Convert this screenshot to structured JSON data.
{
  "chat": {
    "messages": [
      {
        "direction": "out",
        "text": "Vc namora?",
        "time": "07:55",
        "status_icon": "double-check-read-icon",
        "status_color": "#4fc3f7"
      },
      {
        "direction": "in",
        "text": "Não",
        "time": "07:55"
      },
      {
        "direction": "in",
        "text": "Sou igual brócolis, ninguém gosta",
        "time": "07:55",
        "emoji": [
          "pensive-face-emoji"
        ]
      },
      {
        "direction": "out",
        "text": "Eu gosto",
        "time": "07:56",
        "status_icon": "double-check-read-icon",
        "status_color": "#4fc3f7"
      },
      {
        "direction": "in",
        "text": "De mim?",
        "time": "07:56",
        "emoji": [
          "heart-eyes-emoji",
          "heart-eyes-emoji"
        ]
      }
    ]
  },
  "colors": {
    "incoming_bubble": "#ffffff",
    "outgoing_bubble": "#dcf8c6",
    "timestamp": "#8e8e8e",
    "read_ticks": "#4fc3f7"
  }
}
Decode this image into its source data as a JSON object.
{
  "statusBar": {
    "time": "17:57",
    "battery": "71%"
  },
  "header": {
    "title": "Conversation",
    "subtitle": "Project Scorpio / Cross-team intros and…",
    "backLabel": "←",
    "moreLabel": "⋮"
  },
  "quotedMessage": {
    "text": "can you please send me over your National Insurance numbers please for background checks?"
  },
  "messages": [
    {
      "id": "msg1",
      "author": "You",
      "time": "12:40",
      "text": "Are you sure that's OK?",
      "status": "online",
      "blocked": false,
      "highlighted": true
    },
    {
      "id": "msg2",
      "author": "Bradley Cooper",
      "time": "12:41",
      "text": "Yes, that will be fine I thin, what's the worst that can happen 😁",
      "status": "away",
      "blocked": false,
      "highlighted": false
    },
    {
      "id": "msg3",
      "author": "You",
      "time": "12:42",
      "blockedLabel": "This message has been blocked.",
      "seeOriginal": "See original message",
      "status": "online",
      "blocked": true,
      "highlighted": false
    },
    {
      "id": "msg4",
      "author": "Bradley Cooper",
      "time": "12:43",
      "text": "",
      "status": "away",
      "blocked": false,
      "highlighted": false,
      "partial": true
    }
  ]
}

---*---

**SET EXERCISE**
Copy out each line exactly.

**OUTPUT FOR THIS TASK**
Convert this screenshot to structured JSON data.
{
  "chat": {
    "messages": [
      {
        "direction": "out",
        "text": "Vc namora?",
        "time": "07:55",
        "status_icon": "double-check-read-icon",
        "status_color": "#4fc3f7"
      },
      {
        "direction": "in",
        "text": "Não",
        "time": "07:55"
      },
      {
        "direction": "in",
        "text": "Sou igual brócolis, ninguém gosta",
        "time": "07:55",
        "emoji": [
          "pensive-face-emoji"
        ]
      },
      {
        "direction": "out",
        "text": "Eu gosto",
        "time": "07:56",
        "status_icon": "double-check-read-icon",
        "status_color": "#4fc3f7"
      },
      {
        "direction": "in",
        "text": "De mim?",
        "time": "07:56",
        "emoji": [
          "heart-eyes-emoji",
          "heart-eyes-emoji"
        ]
      }
    ]
  },
  "colors": {
    "incoming_bubble": "#ffffff",
    "outgoing_bubble": "#dcf8c6",
    "timestamp": "#8e8e8e",
    "read_ticks": "#4fc3f7"
  }
}
Decode this image into its source data as a JSON object.
{
  "statusBar": {
    "time": "17:57",
    "battery": "71%"
  },
  "header": {
    "title": "Conversation",
    "subtitle": "Project Scorpio / Cross-team intros and…",
    "backLabel": "←",
    "moreLabel": "⋮"
  },
  "quotedMessage": {
    "text": "can you please send me over your National Insurance numbers please for background checks?"
  },
  "messages": [
    {
      "id": "msg1",
      "author": "You",
      "time": "12:40",
      "text": "Are you sure that's OK?",
      "status": "online",
      "blocked": false,
      "highlighted": true
    },
    {
      "id": "msg2",
      "author": "Bradley Cooper",
      "time": "12:41",
      "text": "Yes, that will be fine I thin, what's the worst that can happen 😁",
      "status": "away",
      "blocked": false,
      "highlighted": false
    },
    {
      "id": "msg3",
      "author": "You",
      "time": "12:42",
      "blockedLabel": "This message has been blocked.",
      "seeOriginal": "See original message",
      "status": "online",
      "blocked": true,
      "highlighted": false
    },
    {
      "id": "msg4",
      "author": "Bradley Cooper",
      "time": "12:43",
      "text": "",
      "status": "away",
      "blocked": false,
      "highlighted": false,
      "partial": true
    }
  ]
}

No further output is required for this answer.